> **CHALLENGE**: Keep only those lines of the records that include the string "Ratio".

* Start SUPPLIED MATERIAL *

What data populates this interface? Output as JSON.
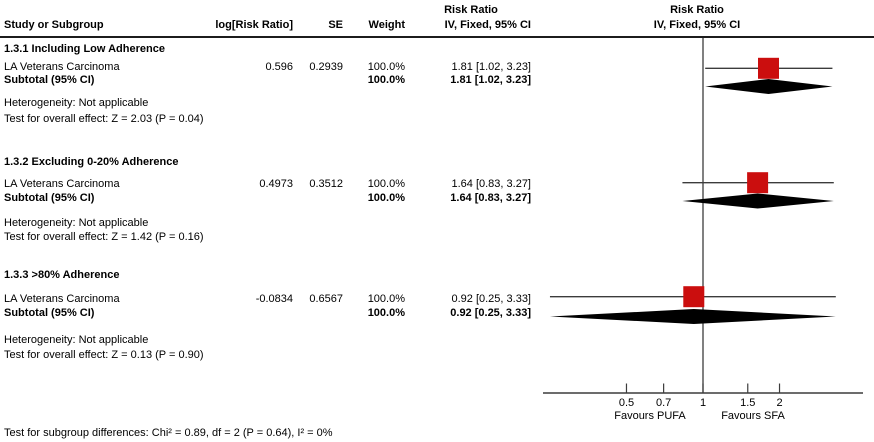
{
  "colors": {
    "square_red": "#cb0e0e",
    "diamond_black": "#000000",
    "line_gray": "#3c3c3c",
    "text_black": "#000000",
    "background": "#ffffff"
  },
  "headers": {
    "study": "Study or Subgroup",
    "log_rr": "log[Risk Ratio]",
    "se": "SE",
    "weight": "Weight",
    "effect_line1": "Risk Ratio",
    "effect_line2": "IV, Fixed, 95% CI"
  },
  "plot_headers": {
    "line1": "Risk Ratio",
    "line2": "IV, Fixed, 95% CI"
  },
  "sections": [
    {
      "title": "1.3.1 Including Low Adherence",
      "study": {
        "name": "LA Veterans Carcinoma",
        "log_rr": "0.596",
        "se": "0.2939",
        "weight": "100.0%",
        "ci_text": "1.81 [1.02, 3.23]",
        "rr": 1.81,
        "ci_low": 1.02,
        "ci_high": 3.23
      },
      "subtotal": {
        "label": "Subtotal (95% CI)",
        "weight": "100.0%",
        "ci_text": "1.81 [1.02, 3.23]",
        "rr": 1.81,
        "ci_low": 1.02,
        "ci_high": 3.23
      },
      "heterogeneity": "Heterogeneity: Not applicable",
      "overall_effect": "Test for overall effect: Z = 2.03 (P = 0.04)"
    },
    {
      "title": "1.3.2 Excluding 0-20% Adherence",
      "study": {
        "name": "LA Veterans Carcinoma",
        "log_rr": "0.4973",
        "se": "0.3512",
        "weight": "100.0%",
        "ci_text": "1.64 [0.83, 3.27]",
        "rr": 1.64,
        "ci_low": 0.83,
        "ci_high": 3.27
      },
      "subtotal": {
        "label": "Subtotal (95% CI)",
        "weight": "100.0%",
        "ci_text": "1.64 [0.83, 3.27]",
        "rr": 1.64,
        "ci_low": 0.83,
        "ci_high": 3.27
      },
      "heterogeneity": "Heterogeneity: Not applicable",
      "overall_effect": "Test for overall effect: Z = 1.42 (P = 0.16)"
    },
    {
      "title": "1.3.3 >80% Adherence",
      "study": {
        "name": "LA Veterans Carcinoma",
        "log_rr": "-0.0834",
        "se": "0.6567",
        "weight": "100.0%",
        "ci_text": "0.92 [0.25, 3.33]",
        "rr": 0.92,
        "ci_low": 0.25,
        "ci_high": 3.33
      },
      "subtotal": {
        "label": "Subtotal (95% CI)",
        "weight": "100.0%",
        "ci_text": "0.92 [0.25, 3.33]",
        "rr": 0.92,
        "ci_low": 0.25,
        "ci_high": 3.33
      },
      "heterogeneity": "Heterogeneity: Not applicable",
      "overall_effect": "Test for overall effect: Z = 0.13 (P = 0.90)"
    }
  ],
  "footer": {
    "subgroup_differences": "Test for subgroup differences: Chi² = 0.89, df = 2 (P = 0.64), I² = 0%"
  },
  "axis": {
    "scale": "log",
    "ticks": [
      0.5,
      0.7,
      1,
      1.5,
      2
    ],
    "tick_labels": [
      "0.5",
      "0.7",
      "1",
      "1.5",
      "2"
    ],
    "null_line": 1,
    "favours_left": "Favours PUFA",
    "favours_right": "Favours SFA"
  },
  "chart_data": {
    "type": "forest",
    "title": "Risk Ratio, IV, Fixed, 95% CI",
    "x_scale": "log",
    "x_ticks": [
      0.5,
      0.7,
      1,
      1.5,
      2
    ],
    "x_range_approx": [
      0.23,
      4.3
    ],
    "null_line": 1,
    "favours": [
      "Favours PUFA",
      "Favours SFA"
    ],
    "subgroups": [
      {
        "name": "1.3.1 Including Low Adherence",
        "studies": [
          {
            "label": "LA Veterans Carcinoma",
            "log_rr": 0.596,
            "se": 0.2939,
            "weight_pct": 100.0,
            "rr": 1.81,
            "ci": [
              1.02,
              3.23
            ]
          }
        ],
        "subtotal": {
          "rr": 1.81,
          "ci": [
            1.02,
            3.23
          ],
          "weight_pct": 100.0
        },
        "heterogeneity": "Not applicable",
        "overall_effect": {
          "Z": 2.03,
          "P": 0.04
        }
      },
      {
        "name": "1.3.2 Excluding 0-20% Adherence",
        "studies": [
          {
            "label": "LA Veterans Carcinoma",
            "log_rr": 0.4973,
            "se": 0.3512,
            "weight_pct": 100.0,
            "rr": 1.64,
            "ci": [
              0.83,
              3.27
            ]
          }
        ],
        "subtotal": {
          "rr": 1.64,
          "ci": [
            0.83,
            3.27
          ],
          "weight_pct": 100.0
        },
        "heterogeneity": "Not applicable",
        "overall_effect": {
          "Z": 1.42,
          "P": 0.16
        }
      },
      {
        "name": "1.3.3 >80% Adherence",
        "studies": [
          {
            "label": "LA Veterans Carcinoma",
            "log_rr": -0.0834,
            "se": 0.6567,
            "weight_pct": 100.0,
            "rr": 0.92,
            "ci": [
              0.25,
              3.33
            ]
          }
        ],
        "subtotal": {
          "rr": 0.92,
          "ci": [
            0.25,
            3.33
          ],
          "weight_pct": 100.0
        },
        "heterogeneity": "Not applicable",
        "overall_effect": {
          "Z": 0.13,
          "P": 0.9
        }
      }
    ],
    "subgroup_difference_test": {
      "chi2": 0.89,
      "df": 2,
      "P": 0.64,
      "I2_pct": 0
    }
  }
}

* End SUPPLIED MATERIAL *

> **EXERCISE OUTPUT**:
    "log_rr": "log[Risk Ratio]",
    "effect_line1": "Risk Ratio",
    "line1": "Risk Ratio",
    "title": "Risk Ratio, IV, Fixed, 95% CI",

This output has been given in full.